The request: Repeat every record exactly, but keep images out of the copy.

Input records:
════════════════
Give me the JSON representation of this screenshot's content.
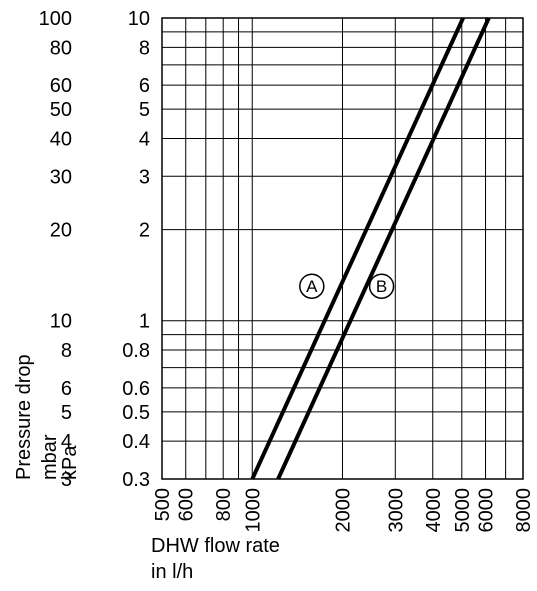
{
  "chart_data": {
    "type": "line",
    "title": "",
    "xlabel": [
      "DHW flow rate",
      "in l/h"
    ],
    "ylabel_mbar": [
      "Pressure drop",
      "mbar"
    ],
    "ylabel_kpa": "kPa",
    "x_scale": "log",
    "y_scale": "log",
    "xlim": [
      500,
      8000
    ],
    "ylim_kpa": [
      0.3,
      10
    ],
    "x_ticks": [
      {
        "value": 500,
        "label": "500"
      },
      {
        "value": 600,
        "label": "600"
      },
      {
        "value": 800,
        "label": "800"
      },
      {
        "value": 1000,
        "label": "1000"
      },
      {
        "value": 2000,
        "label": "2000"
      },
      {
        "value": 3000,
        "label": "3000"
      },
      {
        "value": 4000,
        "label": "4000"
      },
      {
        "value": 5000,
        "label": "5000"
      },
      {
        "value": 6000,
        "label": "6000"
      },
      {
        "value": 8000,
        "label": "8000"
      }
    ],
    "y_ticks_kpa": [
      {
        "value": 0.3,
        "label": "0.3"
      },
      {
        "value": 0.4,
        "label": "0.4"
      },
      {
        "value": 0.5,
        "label": "0.5"
      },
      {
        "value": 0.6,
        "label": "0.6"
      },
      {
        "value": 0.8,
        "label": "0.8"
      },
      {
        "value": 1,
        "label": "1"
      },
      {
        "value": 2,
        "label": "2"
      },
      {
        "value": 3,
        "label": "3"
      },
      {
        "value": 4,
        "label": "4"
      },
      {
        "value": 5,
        "label": "5"
      },
      {
        "value": 6,
        "label": "6"
      },
      {
        "value": 8,
        "label": "8"
      },
      {
        "value": 10,
        "label": "10"
      }
    ],
    "y_ticks_mbar": [
      {
        "value": 3,
        "label": "3"
      },
      {
        "value": 4,
        "label": "4"
      },
      {
        "value": 5,
        "label": "5"
      },
      {
        "value": 6,
        "label": "6"
      },
      {
        "value": 8,
        "label": "8"
      },
      {
        "value": 10,
        "label": "10"
      },
      {
        "value": 20,
        "label": "20"
      },
      {
        "value": 30,
        "label": "30"
      },
      {
        "value": 40,
        "label": "40"
      },
      {
        "value": 50,
        "label": "50"
      },
      {
        "value": 60,
        "label": "60"
      },
      {
        "value": 80,
        "label": "80"
      },
      {
        "value": 100,
        "label": "100"
      }
    ],
    "x_grid": [
      500,
      600,
      700,
      800,
      900,
      1000,
      2000,
      3000,
      4000,
      5000,
      6000,
      7000,
      8000
    ],
    "y_grid_kpa": [
      0.3,
      0.4,
      0.5,
      0.6,
      0.7,
      0.8,
      0.9,
      1,
      2,
      3,
      4,
      5,
      6,
      7,
      8,
      9,
      10
    ],
    "grid": true,
    "series": [
      {
        "name": "A",
        "color": "#000000",
        "points": [
          {
            "x": 1000,
            "y": 0.3
          },
          {
            "x": 5050,
            "y": 10
          }
        ],
        "label_at": {
          "x": 1580,
          "y": 1.3
        }
      },
      {
        "name": "B",
        "color": "#000000",
        "points": [
          {
            "x": 1220,
            "y": 0.3
          },
          {
            "x": 6150,
            "y": 10
          }
        ],
        "label_at": {
          "x": 2700,
          "y": 1.3
        }
      }
    ]
  }
}
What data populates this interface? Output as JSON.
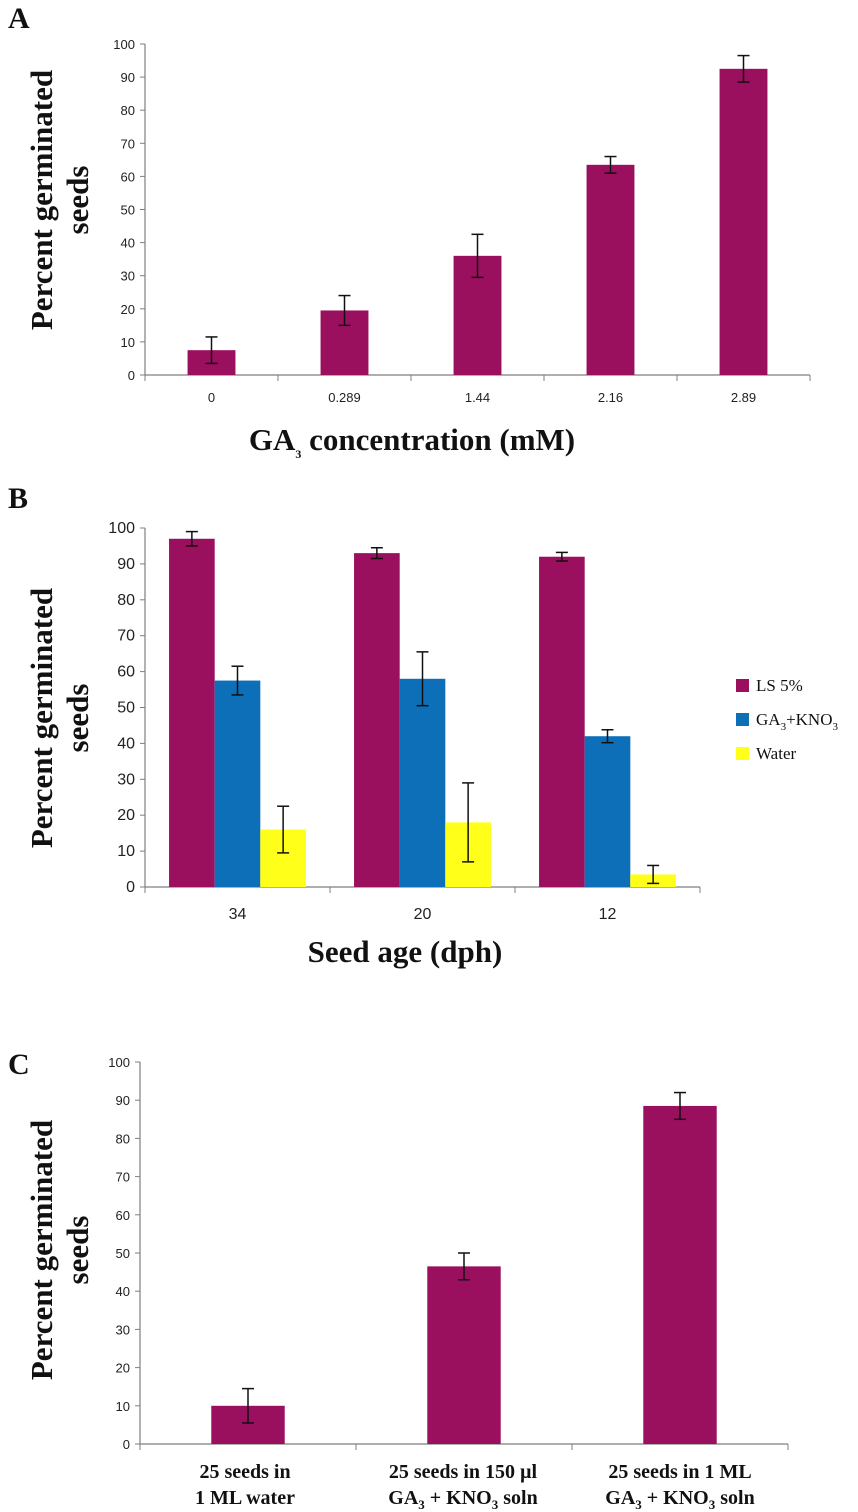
════════════════
Finished exercise:
Give me the JSON representation of this screenshot's content.
{
  "chart_data": {
    "type": "line",
    "title": "",
    "xlabel": [
      "DHW flow rate",
      "in l/h"
    ],
    "ylabel_mbar": [
      "Pressure drop",
      "mbar"
    ],
    "ylabel_kpa": "kPa",
    "x_scale": "log",
    "y_scale": "log",
    "xlim": [
      500,
      8000
    ],
    "ylim_kpa": [
      0.3,
      10
    ],
    "x_ticks": [
      {
        "value": 500,
        "label": "500"
      },
      {
        "value": 600,
        "label": "600"
      },
      {
        "value": 800,
        "label": "800"
      },
      {
        "value": 1000,
        "label": "1000"
      },
      {
        "value": 2000,
        "label": "2000"
      },
      {
        "value": 3000,
        "label": "3000"
      },
      {
        "value": 4000,
        "label": "4000"
      },
      {
        "value": 5000,
        "label": "5000"
      },
      {
        "value": 6000,
        "label": "6000"
      },
      {
        "value": 8000,
        "label": "8000"
      }
    ],
    "y_ticks_kpa": [
      {
        "value": 0.3,
        "label": "0.3"
      },
      {
        "value": 0.4,
        "label": "0.4"
      },
      {
        "value": 0.5,
        "label": "0.5"
      },
      {
        "value": 0.6,
        "label": "0.6"
      },
      {
        "value": 0.8,
        "label": "0.8"
      },
      {
        "value": 1,
        "label": "1"
      },
      {
        "value": 2,
        "label": "2"
      },
      {
        "value": 3,
        "label": "3"
      },
      {
        "value": 4,
        "label": "4"
      },
      {
        "value": 5,
        "label": "5"
      },
      {
        "value": 6,
        "label": "6"
      },
      {
        "value": 8,
        "label": "8"
      },
      {
        "value": 10,
        "label": "10"
      }
    ],
    "y_ticks_mbar": [
      {
        "value": 3,
        "label": "3"
      },
      {
        "value": 4,
        "label": "4"
      },
      {
        "value": 5,
        "label": "5"
      },
      {
        "value": 6,
        "label": "6"
      },
      {
        "value": 8,
        "label": "8"
      },
      {
        "value": 10,
        "label": "10"
      },
      {
        "value": 20,
        "label": "20"
      },
      {
        "value": 30,
        "label": "30"
      },
      {
        "value": 40,
        "label": "40"
      },
      {
        "value": 50,
        "label": "50"
      },
      {
        "value": 60,
        "label": "60"
      },
      {
        "value": 80,
        "label": "80"
      },
      {
        "value": 100,
        "label": "100"
      }
    ],
    "x_grid": [
      500,
      600,
      700,
      800,
      900,
      1000,
      2000,
      3000,
      4000,
      5000,
      6000,
      7000,
      8000
    ],
    "y_grid_kpa": [
      0.3,
      0.4,
      0.5,
      0.6,
      0.7,
      0.8,
      0.9,
      1,
      2,
      3,
      4,
      5,
      6,
      7,
      8,
      9,
      10
    ],
    "grid": true,
    "series": [
      {
        "name": "A",
        "color": "#000000",
        "points": [
          {
            "x": 1000,
            "y": 0.3
          },
          {
            "x": 5050,
            "y": 10
          }
        ],
        "label_at": {
          "x": 1580,
          "y": 1.3
        }
      },
      {
        "name": "B",
        "color": "#000000",
        "points": [
          {
            "x": 1220,
            "y": 0.3
          },
          {
            "x": 6150,
            "y": 10
          }
        ],
        "label_at": {
          "x": 2700,
          "y": 1.3
        }
      }
    ]
  }
}
What data populates this interface? Output as JSON.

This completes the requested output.